Some records:
┄┄┄┄┄┄┄┄┄┄┄┄┄┄┄┄┄┄┄┄

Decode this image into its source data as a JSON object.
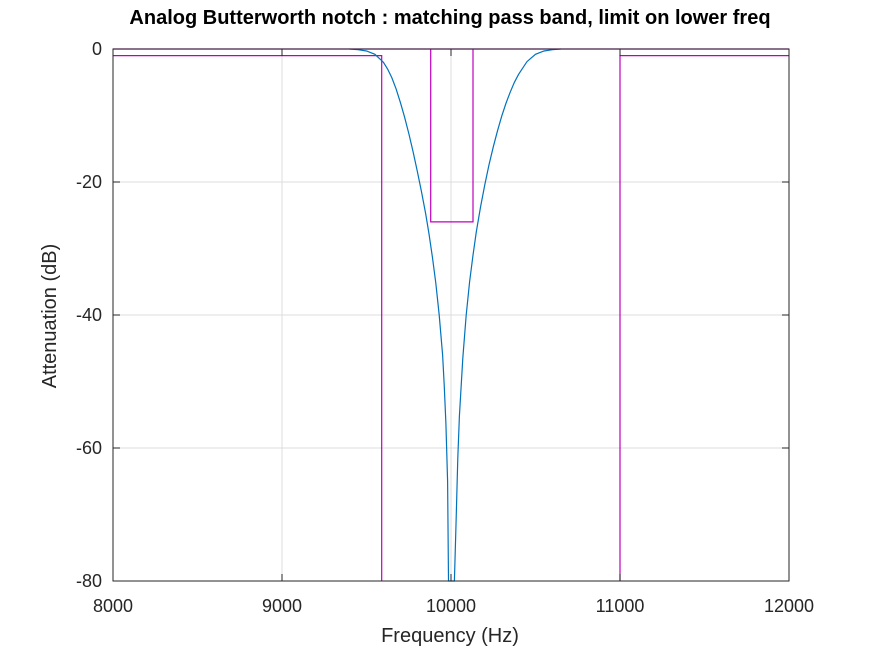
{
  "chart_data": {
    "type": "line",
    "title": "Analog Butterworth notch : matching pass band, limit on lower freq",
    "xlabel": "Frequency (Hz)",
    "ylabel": "Attenuation (dB)",
    "xlim": [
      8000,
      12000
    ],
    "ylim": [
      -80,
      0
    ],
    "xticks": [
      8000,
      9000,
      10000,
      11000,
      12000
    ],
    "yticks": [
      0,
      -20,
      -40,
      -60,
      -80
    ],
    "xtick_labels": [
      "8000",
      "9000",
      "10000",
      "11000",
      "12000"
    ],
    "ytick_labels": [
      "0",
      "-20",
      "-40",
      "-60",
      "-80"
    ],
    "grid": true,
    "series": [
      {
        "role": "response",
        "color": "#0072bd",
        "x": [
          9400,
          9450,
          9500,
          9550,
          9600,
          9625,
          9650,
          9675,
          9700,
          9725,
          9750,
          9775,
          9800,
          9825,
          9850,
          9870,
          9890,
          9910,
          9930,
          9950,
          9960,
          9970,
          9980,
          9985,
          10020,
          10030,
          10040,
          10050,
          10070,
          10090,
          10110,
          10130,
          10150,
          10175,
          10200,
          10225,
          10250,
          10275,
          10300,
          10325,
          10350,
          10375,
          10400,
          10450,
          10500,
          10550,
          10600,
          10650
        ],
        "y": [
          0,
          -0.1,
          -0.3,
          -0.8,
          -2.0,
          -3.0,
          -4.3,
          -6.0,
          -8.0,
          -10.2,
          -12.7,
          -15.4,
          -18.3,
          -21.4,
          -24.8,
          -27.8,
          -31.3,
          -35.2,
          -40.0,
          -46.0,
          -50.5,
          -56.3,
          -65.0,
          -80.0,
          -80.0,
          -71.0,
          -61.5,
          -55.2,
          -46.5,
          -40.0,
          -35.0,
          -31.0,
          -27.5,
          -23.7,
          -20.4,
          -17.4,
          -14.7,
          -12.3,
          -10.1,
          -8.2,
          -6.5,
          -5.0,
          -3.8,
          -1.9,
          -0.8,
          -0.3,
          -0.1,
          0
        ]
      }
    ],
    "limits": [
      {
        "role": "passband-limit-low",
        "color": "#bf00bf",
        "x": [
          8000,
          9590,
          9590
        ],
        "y": [
          -1,
          -1,
          -80
        ]
      },
      {
        "role": "passband-limit-high",
        "color": "#bf00bf",
        "x": [
          11000,
          11000,
          12000
        ],
        "y": [
          -80,
          -1,
          -1
        ]
      },
      {
        "role": "passband-top",
        "color": "#bf00bf",
        "x": [
          8000,
          12000
        ],
        "y": [
          0,
          0
        ]
      },
      {
        "role": "stopband-limit",
        "color": "#bf00bf",
        "x": [
          9880,
          9880,
          10130,
          10130
        ],
        "y": [
          0,
          -26,
          -26,
          0
        ]
      }
    ]
  }
}
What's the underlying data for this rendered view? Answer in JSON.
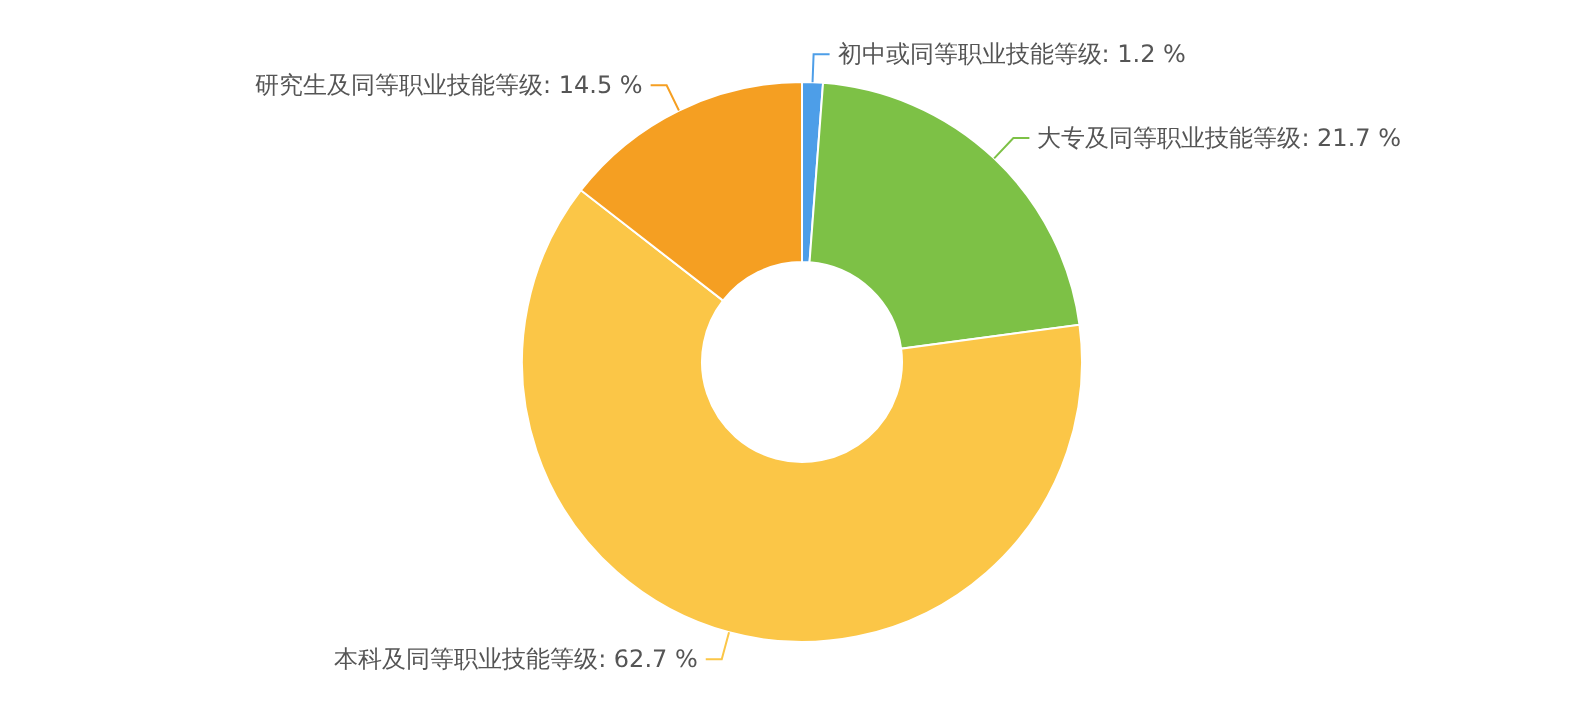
{
  "chart_data": {
    "type": "donut",
    "categories": [
      "初中或同等职业技能等级",
      "大专及同等职业技能等级",
      "本科及同等职业技能等级",
      "研究生及同等职业技能等级"
    ],
    "values": [
      1.2,
      21.7,
      62.7,
      14.5
    ],
    "colors": [
      "#4d9ee8",
      "#7dc146",
      "#fbc647",
      "#f59f22"
    ],
    "value_labels": [
      "1.2 %",
      "21.7 %",
      "62.7 %",
      "14.5 %"
    ],
    "legend": false
  }
}
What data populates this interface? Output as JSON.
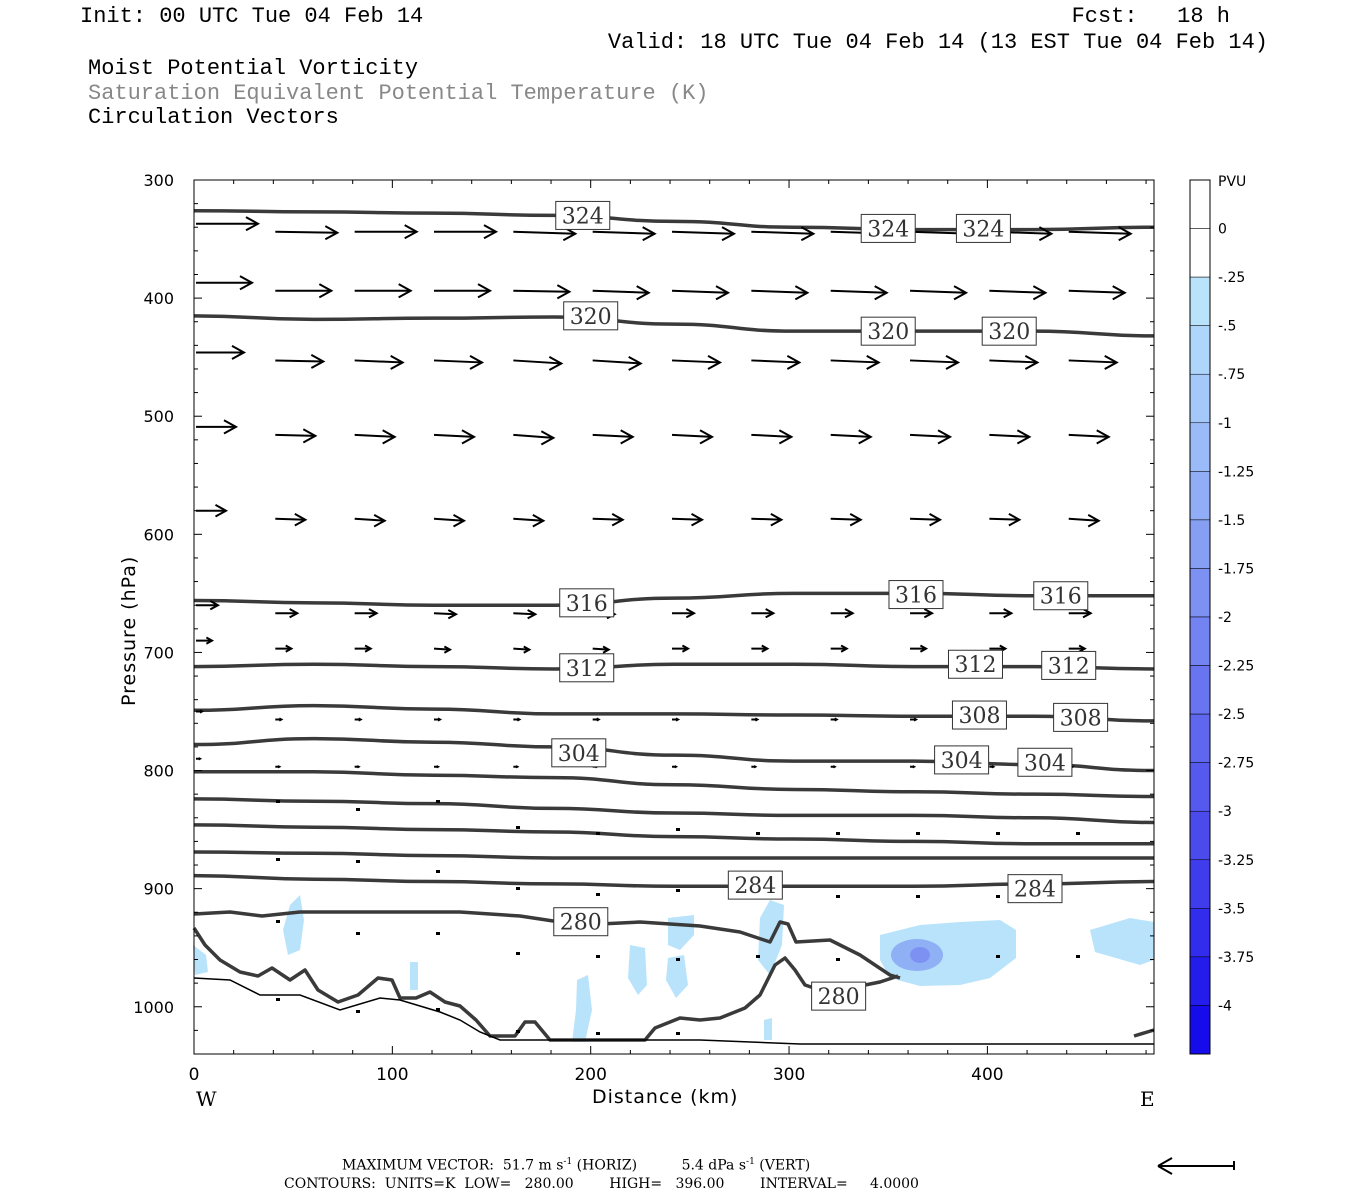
{
  "header": {
    "init": "Init: 00 UTC Tue 04 Feb 14",
    "fcst": "Fcst:   18 h",
    "valid": "Valid: 18 UTC Tue 04 Feb 14 (13 EST Tue 04 Feb 14)",
    "fields": [
      "Moist Potential Vorticity",
      "Saturation Equivalent Potential Temperature (K)",
      "Circulation Vectors"
    ]
  },
  "footer": {
    "max_vector": "MAXIMUM VECTOR:  51.7 m s",
    "max_vector_unit_horiz": "-1",
    "max_vector_horiz": " (HORIZ)",
    "max_vector_vert_val": "5.4 dPa s",
    "max_vector_unit_vert": "-1",
    "max_vector_vert": " (VERT)",
    "contours": "CONTOURS:  UNITS=K  LOW=   280.00        HIGH=   396.00        INTERVAL=     4.0000"
  },
  "colors": {
    "contour": "#3a3a3a",
    "pv_light": "#b9e3fb",
    "pv_mid": "#8fb0f4",
    "axis": "#000000"
  },
  "chart_data": {
    "type": "cross-section",
    "xlabel": "Distance (km)",
    "ylabel": "Pressure (hPa)",
    "x_ticks": [
      0,
      100,
      200,
      300,
      400
    ],
    "y_ticks": [
      300,
      400,
      500,
      600,
      700,
      800,
      900,
      1000
    ],
    "xlim": [
      0,
      484
    ],
    "ylim": [
      300,
      1040
    ],
    "left_end_label": "W",
    "right_end_label": "E",
    "colorbar": {
      "title": "PVU",
      "labels": [
        "0",
        "-.25",
        "-.5",
        "-.75",
        "-1",
        "-1.25",
        "-1.5",
        "-1.75",
        "-2",
        "-2.25",
        "-2.5",
        "-2.75",
        "-3",
        "-3.25",
        "-3.5",
        "-3.75",
        "-4"
      ],
      "colors": [
        "#ffffff",
        "#ffffff",
        "#b9e3fb",
        "#aed6fb",
        "#a4c8f9",
        "#9abbf7",
        "#90adf5",
        "#879ff3",
        "#7d91f2",
        "#7383f1",
        "#6975f0",
        "#5f67ee",
        "#5559ed",
        "#4b4bec",
        "#3f3cec",
        "#322cec",
        "#241ceb",
        "#150beb"
      ]
    },
    "contour_labels": [
      {
        "value": "324",
        "x": 196,
        "p": 330
      },
      {
        "value": "324",
        "x": 350,
        "p": 341
      },
      {
        "value": "324",
        "x": 398,
        "p": 341
      },
      {
        "value": "320",
        "x": 200,
        "p": 415
      },
      {
        "value": "320",
        "x": 350,
        "p": 428
      },
      {
        "value": "320",
        "x": 411,
        "p": 428
      },
      {
        "value": "316",
        "x": 198,
        "p": 658
      },
      {
        "value": "316",
        "x": 364,
        "p": 651
      },
      {
        "value": "316",
        "x": 437,
        "p": 652
      },
      {
        "value": "312",
        "x": 198,
        "p": 713
      },
      {
        "value": "312",
        "x": 394,
        "p": 710
      },
      {
        "value": "312",
        "x": 441,
        "p": 711
      },
      {
        "value": "308",
        "x": 396,
        "p": 753
      },
      {
        "value": "308",
        "x": 447,
        "p": 755
      },
      {
        "value": "304",
        "x": 194,
        "p": 785
      },
      {
        "value": "304",
        "x": 387,
        "p": 791
      },
      {
        "value": "304",
        "x": 429,
        "p": 793
      },
      {
        "value": "284",
        "x": 283,
        "p": 897
      },
      {
        "value": "284",
        "x": 424,
        "p": 900
      },
      {
        "value": "280",
        "x": 195,
        "p": 928
      },
      {
        "value": "280",
        "x": 325,
        "p": 991
      }
    ],
    "isentropes": [
      {
        "p": [
          326,
          327,
          328,
          330,
          335,
          340,
          342,
          342,
          340
        ]
      },
      {
        "p": [
          415,
          418,
          417,
          416,
          422,
          428,
          428,
          428,
          432
        ]
      },
      {
        "p": [
          656,
          658,
          660,
          660,
          654,
          650,
          650,
          652,
          652
        ]
      },
      {
        "p": [
          712,
          710,
          712,
          714,
          710,
          710,
          712,
          712,
          714
        ]
      },
      {
        "p": [
          749,
          745,
          748,
          752,
          752,
          753,
          754,
          754,
          758
        ]
      },
      {
        "p": [
          778,
          773,
          776,
          780,
          787,
          792,
          792,
          795,
          800
        ]
      },
      {
        "p": [
          801,
          801,
          804,
          806,
          812,
          816,
          818,
          820,
          822
        ]
      },
      {
        "p": [
          824,
          826,
          828,
          832,
          836,
          838,
          838,
          840,
          844
        ]
      },
      {
        "p": [
          846,
          848,
          850,
          852,
          856,
          858,
          860,
          862,
          862
        ]
      },
      {
        "p": [
          869,
          870,
          872,
          874,
          874,
          874,
          874,
          874,
          874
        ]
      },
      {
        "p": [
          889,
          892,
          894,
          896,
          898,
          898,
          898,
          896,
          894
        ]
      }
    ],
    "vector_rows_p": [
      337,
      387,
      446,
      509,
      580,
      660,
      690,
      750,
      790
    ]
  }
}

┄┄┄┄┄┄┄┄┄┄┄┄┄┄┄┄┄┄┄┄

TASK OBJECTIVE:
Your answer should be one number: the count of lines in the data above that include the word "JSON".

SOLUTION TO THIS PROBLEM:
3